__Information supplied__
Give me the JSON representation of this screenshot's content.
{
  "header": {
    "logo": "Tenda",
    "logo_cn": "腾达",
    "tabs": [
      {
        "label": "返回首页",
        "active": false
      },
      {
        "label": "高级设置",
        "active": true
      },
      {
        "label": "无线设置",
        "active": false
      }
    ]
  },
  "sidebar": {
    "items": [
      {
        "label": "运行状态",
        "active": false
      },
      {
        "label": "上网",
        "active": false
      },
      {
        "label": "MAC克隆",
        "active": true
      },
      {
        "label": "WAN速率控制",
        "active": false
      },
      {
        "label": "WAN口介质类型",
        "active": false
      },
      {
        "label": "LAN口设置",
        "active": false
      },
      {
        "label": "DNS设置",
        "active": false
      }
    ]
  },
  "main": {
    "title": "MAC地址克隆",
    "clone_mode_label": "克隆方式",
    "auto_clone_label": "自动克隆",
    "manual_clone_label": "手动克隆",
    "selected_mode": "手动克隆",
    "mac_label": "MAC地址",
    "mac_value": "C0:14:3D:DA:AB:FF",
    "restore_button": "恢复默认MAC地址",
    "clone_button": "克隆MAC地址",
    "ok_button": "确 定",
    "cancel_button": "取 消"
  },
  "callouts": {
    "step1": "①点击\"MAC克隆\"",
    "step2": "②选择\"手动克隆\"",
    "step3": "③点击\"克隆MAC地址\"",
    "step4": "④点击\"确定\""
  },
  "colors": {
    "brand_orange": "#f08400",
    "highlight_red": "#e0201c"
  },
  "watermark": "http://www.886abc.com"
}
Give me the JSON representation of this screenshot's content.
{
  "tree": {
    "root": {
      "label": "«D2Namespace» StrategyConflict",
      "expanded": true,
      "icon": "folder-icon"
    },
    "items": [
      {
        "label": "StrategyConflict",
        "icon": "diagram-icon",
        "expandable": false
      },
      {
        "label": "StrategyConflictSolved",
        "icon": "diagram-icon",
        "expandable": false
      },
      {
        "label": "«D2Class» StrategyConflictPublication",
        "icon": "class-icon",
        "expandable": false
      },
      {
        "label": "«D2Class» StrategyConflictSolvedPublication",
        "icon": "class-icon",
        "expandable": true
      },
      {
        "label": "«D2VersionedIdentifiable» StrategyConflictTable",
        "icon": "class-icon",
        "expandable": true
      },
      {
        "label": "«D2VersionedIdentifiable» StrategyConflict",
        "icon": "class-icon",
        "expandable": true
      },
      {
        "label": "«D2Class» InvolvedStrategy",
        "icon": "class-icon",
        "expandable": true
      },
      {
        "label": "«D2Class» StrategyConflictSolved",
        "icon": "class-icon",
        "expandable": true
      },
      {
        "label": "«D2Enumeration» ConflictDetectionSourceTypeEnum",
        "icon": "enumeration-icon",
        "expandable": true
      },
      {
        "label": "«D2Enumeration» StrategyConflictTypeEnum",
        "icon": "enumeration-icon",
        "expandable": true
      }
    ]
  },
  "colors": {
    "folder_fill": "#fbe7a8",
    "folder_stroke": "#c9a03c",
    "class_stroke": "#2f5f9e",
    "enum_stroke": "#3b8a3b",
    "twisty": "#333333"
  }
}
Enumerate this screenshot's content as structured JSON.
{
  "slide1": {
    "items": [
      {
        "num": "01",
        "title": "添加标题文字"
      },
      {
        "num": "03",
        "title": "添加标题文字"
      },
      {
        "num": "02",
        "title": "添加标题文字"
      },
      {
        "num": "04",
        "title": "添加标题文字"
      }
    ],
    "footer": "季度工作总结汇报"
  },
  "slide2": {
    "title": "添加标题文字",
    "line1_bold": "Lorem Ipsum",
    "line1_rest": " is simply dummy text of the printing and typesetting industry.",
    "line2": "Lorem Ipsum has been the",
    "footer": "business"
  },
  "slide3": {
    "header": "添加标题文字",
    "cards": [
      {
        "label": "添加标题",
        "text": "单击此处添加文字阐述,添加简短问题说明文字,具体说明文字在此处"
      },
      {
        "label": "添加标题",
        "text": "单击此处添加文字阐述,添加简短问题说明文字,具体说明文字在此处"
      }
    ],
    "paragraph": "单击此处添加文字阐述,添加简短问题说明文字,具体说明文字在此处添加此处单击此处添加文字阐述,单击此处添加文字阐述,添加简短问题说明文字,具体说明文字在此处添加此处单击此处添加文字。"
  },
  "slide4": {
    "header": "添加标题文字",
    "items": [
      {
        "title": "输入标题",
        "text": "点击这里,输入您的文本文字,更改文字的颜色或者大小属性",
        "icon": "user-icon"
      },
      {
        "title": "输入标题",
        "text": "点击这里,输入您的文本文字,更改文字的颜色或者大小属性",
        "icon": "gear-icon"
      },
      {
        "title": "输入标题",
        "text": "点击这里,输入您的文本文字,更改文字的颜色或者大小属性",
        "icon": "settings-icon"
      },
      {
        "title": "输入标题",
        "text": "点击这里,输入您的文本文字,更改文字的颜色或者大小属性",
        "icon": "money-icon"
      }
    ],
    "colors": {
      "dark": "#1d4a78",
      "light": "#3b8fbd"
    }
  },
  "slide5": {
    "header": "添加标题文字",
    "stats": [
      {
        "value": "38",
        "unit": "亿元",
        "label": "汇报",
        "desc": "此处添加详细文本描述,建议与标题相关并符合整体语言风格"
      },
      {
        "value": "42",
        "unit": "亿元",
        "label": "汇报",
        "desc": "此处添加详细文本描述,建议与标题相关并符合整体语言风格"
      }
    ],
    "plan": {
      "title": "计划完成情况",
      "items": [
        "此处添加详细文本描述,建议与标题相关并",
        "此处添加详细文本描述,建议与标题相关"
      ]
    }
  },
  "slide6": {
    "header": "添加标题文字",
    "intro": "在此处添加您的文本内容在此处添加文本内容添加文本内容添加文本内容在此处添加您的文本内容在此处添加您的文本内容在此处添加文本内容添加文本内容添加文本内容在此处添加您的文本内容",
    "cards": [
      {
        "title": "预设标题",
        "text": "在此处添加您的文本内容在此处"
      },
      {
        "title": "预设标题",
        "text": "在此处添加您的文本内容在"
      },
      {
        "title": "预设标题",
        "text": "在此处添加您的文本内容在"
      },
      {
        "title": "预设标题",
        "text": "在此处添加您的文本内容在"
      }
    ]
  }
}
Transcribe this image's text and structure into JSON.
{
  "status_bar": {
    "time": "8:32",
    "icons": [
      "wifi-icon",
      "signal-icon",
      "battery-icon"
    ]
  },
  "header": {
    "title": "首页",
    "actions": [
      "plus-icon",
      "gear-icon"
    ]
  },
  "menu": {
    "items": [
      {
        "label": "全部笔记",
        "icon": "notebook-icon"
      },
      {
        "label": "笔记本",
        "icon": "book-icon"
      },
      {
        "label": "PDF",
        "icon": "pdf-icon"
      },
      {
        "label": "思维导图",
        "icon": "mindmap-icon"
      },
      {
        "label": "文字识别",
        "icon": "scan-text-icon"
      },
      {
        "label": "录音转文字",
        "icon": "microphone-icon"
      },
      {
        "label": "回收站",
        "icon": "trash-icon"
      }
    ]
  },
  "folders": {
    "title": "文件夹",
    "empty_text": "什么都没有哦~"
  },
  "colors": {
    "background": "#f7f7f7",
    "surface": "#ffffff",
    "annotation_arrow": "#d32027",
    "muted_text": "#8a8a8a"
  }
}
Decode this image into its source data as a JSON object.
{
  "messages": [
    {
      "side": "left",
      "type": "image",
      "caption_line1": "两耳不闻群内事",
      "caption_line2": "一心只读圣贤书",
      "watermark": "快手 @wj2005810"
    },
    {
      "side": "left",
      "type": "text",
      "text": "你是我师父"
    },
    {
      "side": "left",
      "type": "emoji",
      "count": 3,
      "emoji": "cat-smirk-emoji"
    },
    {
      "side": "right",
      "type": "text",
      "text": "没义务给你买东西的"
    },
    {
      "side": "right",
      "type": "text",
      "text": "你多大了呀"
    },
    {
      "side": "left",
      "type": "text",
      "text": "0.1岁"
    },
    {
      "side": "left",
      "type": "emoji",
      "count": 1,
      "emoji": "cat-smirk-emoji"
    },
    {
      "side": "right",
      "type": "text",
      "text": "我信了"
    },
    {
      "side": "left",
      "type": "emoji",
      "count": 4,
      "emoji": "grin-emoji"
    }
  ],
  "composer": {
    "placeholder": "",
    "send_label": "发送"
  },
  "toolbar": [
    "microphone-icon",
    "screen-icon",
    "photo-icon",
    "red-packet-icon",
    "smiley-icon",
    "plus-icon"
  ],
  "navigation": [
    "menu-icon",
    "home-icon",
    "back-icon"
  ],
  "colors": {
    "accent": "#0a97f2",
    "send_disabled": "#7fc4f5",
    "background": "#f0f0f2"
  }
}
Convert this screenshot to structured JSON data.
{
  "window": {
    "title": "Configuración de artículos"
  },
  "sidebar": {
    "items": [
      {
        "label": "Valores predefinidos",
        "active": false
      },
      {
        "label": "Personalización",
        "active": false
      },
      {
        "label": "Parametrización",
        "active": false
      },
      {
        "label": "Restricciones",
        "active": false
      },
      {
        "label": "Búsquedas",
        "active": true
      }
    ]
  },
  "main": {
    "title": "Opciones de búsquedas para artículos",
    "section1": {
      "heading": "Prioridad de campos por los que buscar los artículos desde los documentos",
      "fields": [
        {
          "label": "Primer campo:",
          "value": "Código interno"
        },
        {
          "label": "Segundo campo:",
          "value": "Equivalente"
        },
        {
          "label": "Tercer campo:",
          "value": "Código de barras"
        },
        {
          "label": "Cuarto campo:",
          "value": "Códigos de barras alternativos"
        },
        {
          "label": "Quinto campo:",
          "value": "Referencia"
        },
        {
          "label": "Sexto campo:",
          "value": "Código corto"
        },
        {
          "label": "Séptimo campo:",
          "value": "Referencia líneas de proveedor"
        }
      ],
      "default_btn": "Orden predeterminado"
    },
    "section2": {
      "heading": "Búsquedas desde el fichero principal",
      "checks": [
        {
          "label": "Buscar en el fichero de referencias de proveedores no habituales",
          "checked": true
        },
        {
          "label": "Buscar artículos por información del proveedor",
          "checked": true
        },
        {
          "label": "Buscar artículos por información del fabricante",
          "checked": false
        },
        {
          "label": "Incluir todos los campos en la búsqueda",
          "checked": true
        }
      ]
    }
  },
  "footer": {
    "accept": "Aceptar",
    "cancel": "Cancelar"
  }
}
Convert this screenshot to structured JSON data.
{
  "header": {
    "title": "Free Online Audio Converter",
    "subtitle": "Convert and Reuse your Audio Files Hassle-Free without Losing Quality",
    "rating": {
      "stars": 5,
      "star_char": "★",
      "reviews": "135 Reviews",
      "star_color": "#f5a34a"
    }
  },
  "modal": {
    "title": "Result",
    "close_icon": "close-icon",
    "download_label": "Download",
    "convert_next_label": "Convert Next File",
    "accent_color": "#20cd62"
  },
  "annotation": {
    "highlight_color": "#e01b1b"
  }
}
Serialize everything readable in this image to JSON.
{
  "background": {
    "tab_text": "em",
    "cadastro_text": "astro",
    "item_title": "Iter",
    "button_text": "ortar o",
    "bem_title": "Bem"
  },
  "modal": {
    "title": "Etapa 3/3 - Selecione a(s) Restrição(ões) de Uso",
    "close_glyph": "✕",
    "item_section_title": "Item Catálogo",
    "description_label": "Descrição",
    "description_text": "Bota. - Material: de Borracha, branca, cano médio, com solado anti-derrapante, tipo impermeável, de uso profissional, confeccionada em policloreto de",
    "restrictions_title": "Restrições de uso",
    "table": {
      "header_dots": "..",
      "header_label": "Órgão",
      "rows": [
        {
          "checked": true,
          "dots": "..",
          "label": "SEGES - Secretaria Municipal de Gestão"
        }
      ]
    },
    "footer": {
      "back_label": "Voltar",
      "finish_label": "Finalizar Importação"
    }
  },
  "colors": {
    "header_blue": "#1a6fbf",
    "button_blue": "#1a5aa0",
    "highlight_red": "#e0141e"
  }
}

__Problem to work on__
Search the data above for lines holding "Free" and copy each of them.

__Task result__
    "title": "Free Online Audio Converter",
    "subtitle": "Convert and Reuse your Audio Files Hassle-Free without Losing Quality",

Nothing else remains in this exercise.